[The exercise]
Rewrite only the material from the line with "legend-box [91, 339, 586, 453]" up to and including the line with "y-tick-label: 0.6 [35, 217, 56, 232]", changing "Recall" to "Sensitivity" and leaving the rest of those lines unchanged.

START Record list

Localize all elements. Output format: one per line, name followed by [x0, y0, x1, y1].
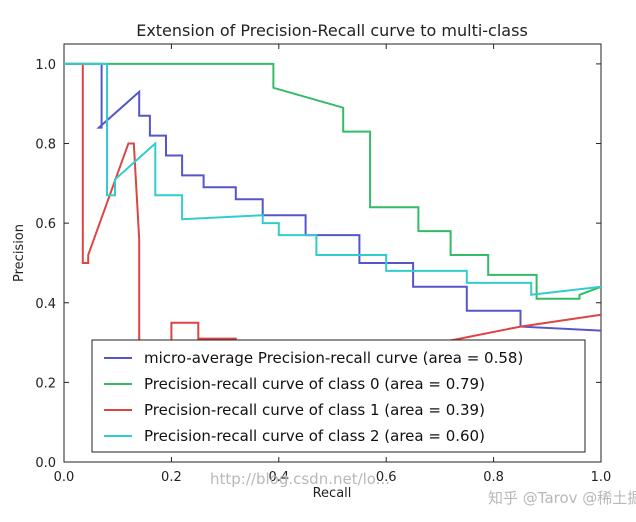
legend-box [91, 339, 586, 453]
x-tick-label: 0.0 [54, 470, 75, 485]
x-axis-label: Recall [313, 486, 352, 501]
series-line-0 [64, 62, 602, 332]
y-axis-label: Precision [12, 224, 27, 282]
x-tick-label: 0.6 [376, 470, 397, 485]
watermark-right: 知乎 @Tarov @稀土掘金技术社区 [488, 489, 636, 507]
y-tick-label: 0.6 [35, 217, 56, 232]
x-tick-label: 1.0 [591, 470, 612, 485]
plot-frame [63, 43, 602, 463]
y-tick-label: 0.8 [35, 138, 56, 153]
chart-title: Extension of Precision-Recall curve to m… [136, 21, 528, 40]
y-tick-label: 1.0 [35, 58, 56, 73]
axis-ticks: 0.0 0.2 0.4 0.6 0.8 1.0 0.0 0.2 0.4 0.6 0.8 1.0 [35, 44, 611, 485]
legend-label-3: Precision-recall curve of class 2 (area … [144, 427, 485, 445]
x-tick-label: 0.2 [161, 470, 182, 485]
series-line-1 [64, 62, 602, 300]
y-tick-label: 0.0 [35, 456, 56, 471]
legend-label-0: micro-average Precision-recall curve (ar… [144, 349, 523, 367]
y-tick-label: 0.2 [35, 376, 56, 391]
series-line-2 [64, 62, 602, 352]
x-tick-label: 0.8 [483, 470, 504, 485]
watermark-left: http://blog.csdn.net/lo... [210, 470, 390, 488]
x-tick-label: 0.4 [268, 470, 289, 485]
legend: micro-average Precision-recall curve (ar… [91, 339, 586, 453]
series-lines [64, 62, 602, 352]
legend-label-2: Precision-recall curve of class 1 (area … [144, 401, 485, 419]
y-tick-label: 0.4 [35, 297, 56, 312]
series-line-3 [64, 62, 602, 296]
legend-label-1: Precision-recall curve of class 0 (area … [144, 375, 485, 393]
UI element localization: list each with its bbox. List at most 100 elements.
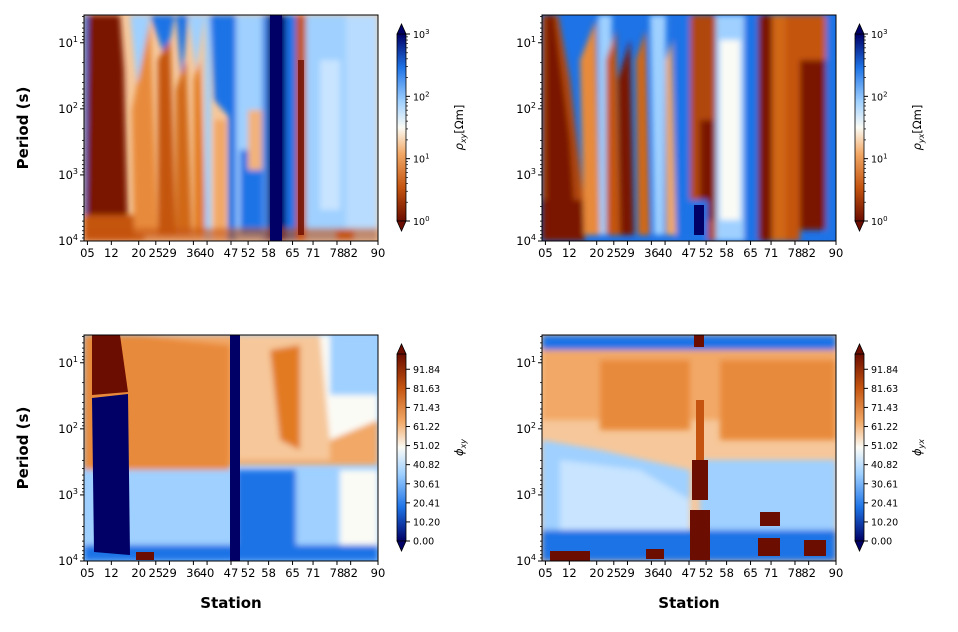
colorbar-extend-top	[396, 343, 407, 355]
x-tick-label: 71	[764, 246, 779, 260]
x-tick-label: 47	[682, 566, 697, 580]
x-tick-label: 12	[562, 566, 577, 580]
colorbar-extend-bottom	[854, 540, 865, 552]
x-tick-label: 82	[801, 566, 816, 580]
axes-phi_xy: 05 12 20 25 29 36 40 47 52 58 65 71 78 82 90 101 102 103 1…	[14, 336, 385, 612]
x-axis-label: Station	[658, 594, 719, 612]
x-tick-label: 47	[224, 566, 239, 580]
colorbar-extend-top	[854, 343, 865, 355]
x-tick-label: 65	[743, 566, 758, 580]
y-tick-label: 104	[516, 553, 536, 568]
x-tick-label: 25	[148, 246, 163, 260]
y-tick-label: 101	[516, 355, 536, 370]
colorbar-extend-bottom	[396, 220, 407, 232]
colorbar-tick-label: 71.43	[413, 403, 440, 414]
colorbar-phi_xy: 0.00 10.20 20.41 30.61 40.82 51.02 61.22 71.43 8…	[396, 343, 468, 552]
y-axis-label: Period (s)	[14, 407, 32, 490]
y-tick-label: 102	[516, 101, 536, 116]
y-tick-label: 103	[516, 167, 536, 182]
x-tick-label: 58	[719, 246, 734, 260]
colorbar-tick-label: 40.82	[413, 460, 440, 471]
colorbar-tick-label: 100	[413, 215, 430, 228]
colorbar-tick-label: 10.20	[413, 517, 440, 528]
x-tick-label: 52	[241, 566, 256, 580]
x-tick-label: 65	[285, 566, 300, 580]
colorbar-tick-label: 103	[871, 28, 888, 41]
colorbar-gradient	[854, 353, 865, 542]
x-tick-label: 20	[589, 566, 604, 580]
x-tick-label: 36	[186, 246, 201, 260]
axes-phi_yx: 05 12 20 25 29 36 40 47 52 58 65 71 78 82 90 101 102 103 1…	[516, 336, 843, 612]
colorbar-tick-label: 0.00	[413, 537, 434, 548]
heatmap-rho-yx	[542, 15, 836, 241]
x-tick-label: 47	[682, 246, 697, 260]
colorbar-tick-label: 91.84	[871, 365, 898, 376]
x-tick-label: 20	[589, 246, 604, 260]
colorbar-tick-label: 30.61	[871, 479, 898, 490]
x-tick-label: 90	[371, 566, 386, 580]
x-tick-label: 78	[788, 246, 803, 260]
axes-rho_yx: 05 12 20 25 29 36 40 47 52 58 65 71 78 82 90 101 102 103 1…	[516, 16, 843, 260]
x-tick-label: 29	[162, 566, 177, 580]
colorbar-tick-label: 102	[413, 90, 430, 103]
x-tick-label: 25	[606, 246, 621, 260]
x-tick-label: 90	[371, 246, 386, 260]
colorbar-rho_xy: 100 101 102 103 ρxy[Ωm]	[396, 23, 468, 232]
x-tick-label: 58	[261, 566, 276, 580]
x-tick-label: 90	[829, 566, 844, 580]
y-tick-label: 103	[58, 487, 78, 502]
y-axis-label: Period (s)	[14, 87, 32, 170]
colorbar-tick-label: 30.61	[413, 479, 440, 490]
colorbar-phi_yx: 0.00 10.20 20.41 30.61 40.82 51.02 61.22 71.43 8…	[854, 343, 926, 552]
x-tick-label: 78	[788, 566, 803, 580]
heatmap-rho-xy	[84, 15, 378, 241]
x-tick-label: 78	[330, 566, 345, 580]
heatmap-phi-yx	[542, 335, 836, 561]
colorbar-extend-bottom	[854, 220, 865, 232]
colorbar-tick-label: 81.63	[871, 384, 898, 395]
y-tick-label: 101	[58, 35, 78, 50]
colorbar-gradient	[396, 33, 407, 222]
colorbar-tick-label: 100	[871, 215, 888, 228]
colorbar-label: ρyx[Ωm]	[910, 105, 926, 151]
y-tick-label: 103	[516, 487, 536, 502]
y-tick-label: 102	[516, 421, 536, 436]
x-tick-label: 40	[200, 566, 215, 580]
x-tick-label: 05	[80, 566, 95, 580]
x-tick-label: 25	[606, 566, 621, 580]
x-tick-label: 05	[538, 566, 553, 580]
colorbar-tick-label: 103	[413, 28, 430, 41]
colorbar-tick-label: 101	[871, 153, 888, 166]
y-tick-label: 104	[58, 233, 78, 248]
x-tick-label: 40	[200, 246, 215, 260]
x-tick-label: 36	[644, 246, 659, 260]
colorbar-tick-label: 101	[413, 153, 430, 166]
axes-layer: 05 12 20 25 29 36 40 47 52 58 65 71 78 82 901011021031…	[14, 16, 926, 612]
x-tick-label: 12	[104, 246, 119, 260]
x-tick-label: 05	[80, 246, 95, 260]
x-tick-label: 20	[131, 566, 146, 580]
y-tick-label: 104	[516, 233, 536, 248]
x-tick-label: 20	[131, 246, 146, 260]
x-tick-label: 82	[343, 566, 358, 580]
colorbar-gradient	[854, 33, 865, 222]
x-tick-label: 58	[719, 566, 734, 580]
colorbar-tick-label: 81.63	[413, 384, 440, 395]
x-tick-label: 52	[241, 246, 256, 260]
panel-phi-yx	[541, 334, 837, 562]
x-tick-label: 36	[644, 566, 659, 580]
x-tick-label: 65	[743, 246, 758, 260]
colorbar-tick-label: 61.22	[871, 422, 898, 433]
colorbar-tick-label: 51.02	[871, 441, 898, 452]
x-tick-label: 82	[801, 246, 816, 260]
x-tick-label: 58	[261, 246, 276, 260]
colorbar-tick-label: 71.43	[871, 403, 898, 414]
colorbar-tick-label: 10.20	[871, 517, 898, 528]
colorbar-tick-label: 40.82	[871, 460, 898, 471]
x-tick-label: 25	[148, 566, 163, 580]
colorbar-tick-label: 20.41	[413, 498, 440, 509]
x-tick-label: 90	[829, 246, 844, 260]
y-tick-label: 103	[58, 167, 78, 182]
heatmap-phi-xy	[84, 335, 378, 561]
x-tick-label: 40	[658, 566, 673, 580]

END Record list

[Exercise result]
legend-box [91, 339, 586, 453]
x-tick-label: 0.0 [54, 470, 75, 485]
x-axis-label: Sensitivity [313, 486, 352, 501]
series-line-0 [64, 62, 602, 332]
y-axis-label: Precision [12, 224, 27, 282]
x-tick-label: 0.6 [376, 470, 397, 485]
watermark-right: 知乎 @Tarov @稀土掘金技术社区 [488, 489, 636, 507]
y-tick-label: 0.6 [35, 217, 56, 232]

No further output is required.